§ SHORT EXERCISE:
Repeat the lines that follow, leaving nothing out.

§ AVAILABLE RECORDS:
Start
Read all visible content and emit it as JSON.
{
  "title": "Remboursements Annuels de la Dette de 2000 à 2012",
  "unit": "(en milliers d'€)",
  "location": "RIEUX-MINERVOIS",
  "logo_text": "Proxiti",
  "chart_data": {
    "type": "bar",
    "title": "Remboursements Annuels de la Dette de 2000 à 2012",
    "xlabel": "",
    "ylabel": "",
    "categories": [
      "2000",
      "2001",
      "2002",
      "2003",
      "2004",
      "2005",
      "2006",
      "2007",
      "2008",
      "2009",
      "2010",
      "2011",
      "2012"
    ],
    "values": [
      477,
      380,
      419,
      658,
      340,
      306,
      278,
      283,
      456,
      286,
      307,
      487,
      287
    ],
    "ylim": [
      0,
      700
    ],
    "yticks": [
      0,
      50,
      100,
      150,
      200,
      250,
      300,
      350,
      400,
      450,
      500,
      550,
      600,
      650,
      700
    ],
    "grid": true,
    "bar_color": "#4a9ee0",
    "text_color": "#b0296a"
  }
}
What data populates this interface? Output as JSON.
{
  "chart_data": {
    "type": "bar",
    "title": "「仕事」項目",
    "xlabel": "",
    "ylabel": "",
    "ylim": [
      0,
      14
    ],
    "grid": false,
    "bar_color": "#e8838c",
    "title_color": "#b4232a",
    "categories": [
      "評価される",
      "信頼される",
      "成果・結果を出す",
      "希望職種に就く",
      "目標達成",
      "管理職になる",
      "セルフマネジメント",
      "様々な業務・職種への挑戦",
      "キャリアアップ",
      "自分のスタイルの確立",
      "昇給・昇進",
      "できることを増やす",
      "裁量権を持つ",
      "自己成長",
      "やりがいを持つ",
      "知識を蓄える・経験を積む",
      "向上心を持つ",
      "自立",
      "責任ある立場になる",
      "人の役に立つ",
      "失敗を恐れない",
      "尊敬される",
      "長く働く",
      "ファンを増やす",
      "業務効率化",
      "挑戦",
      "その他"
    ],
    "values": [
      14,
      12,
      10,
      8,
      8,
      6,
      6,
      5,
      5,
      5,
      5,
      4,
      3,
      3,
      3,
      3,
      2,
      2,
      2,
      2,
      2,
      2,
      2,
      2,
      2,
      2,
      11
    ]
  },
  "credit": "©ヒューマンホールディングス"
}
End
§ RESPONSE TO THE TASK:
Read all visible content and emit it as JSON.
{
  "title": "Remboursements Annuels de la Dette de 2000 à 2012",
  "unit": "(en milliers d'€)",
  "location": "RIEUX-MINERVOIS",
  "logo_text": "Proxiti",
  "chart_data": {
    "type": "bar",
    "title": "Remboursements Annuels de la Dette de 2000 à 2012",
    "xlabel": "",
    "ylabel": "",
    "categories": [
      "2000",
      "2001",
      "2002",
      "2003",
      "2004",
      "2005",
      "2006",
      "2007",
      "2008",
      "2009",
      "2010",
      "2011",
      "2012"
    ],
    "values": [
      477,
      380,
      419,
      658,
      340,
      306,
      278,
      283,
      456,
      286,
      307,
      487,
      287
    ],
    "ylim": [
      0,
      700
    ],
    "yticks": [
      0,
      50,
      100,
      150,
      200,
      250,
      300,
      350,
      400,
      450,
      500,
      550,
      600,
      650,
      700
    ],
    "grid": true,
    "bar_color": "#4a9ee0",
    "text_color": "#b0296a"
  }
}
What data populates this interface? Output as JSON.
{
  "chart_data": {
    "type": "bar",
    "title": "「仕事」項目",
    "xlabel": "",
    "ylabel": "",
    "ylim": [
      0,
      14
    ],
    "grid": false,
    "bar_color": "#e8838c",
    "title_color": "#b4232a",
    "categories": [
      "評価される",
      "信頼される",
      "成果・結果を出す",
      "希望職種に就く",
      "目標達成",
      "管理職になる",
      "セルフマネジメント",
      "様々な業務・職種への挑戦",
      "キャリアアップ",
      "自分のスタイルの確立",
      "昇給・昇進",
      "できることを増やす",
      "裁量権を持つ",
      "自己成長",
      "やりがいを持つ",
      "知識を蓄える・経験を積む",
      "向上心を持つ",
      "自立",
      "責任ある立場になる",
      "人の役に立つ",
      "失敗を恐れない",
      "尊敬される",
      "長く働く",
      "ファンを増やす",
      "業務効率化",
      "挑戦",
      "その他"
    ],
    "values": [
      14,
      12,
      10,
      8,
      8,
      6,
      6,
      5,
      5,
      5,
      5,
      4,
      3,
      3,
      3,
      3,
      2,
      2,
      2,
      2,
      2,
      2,
      2,
      2,
      2,
      2,
      11
    ]
  },
  "credit": "©ヒューマンホールディングス"
}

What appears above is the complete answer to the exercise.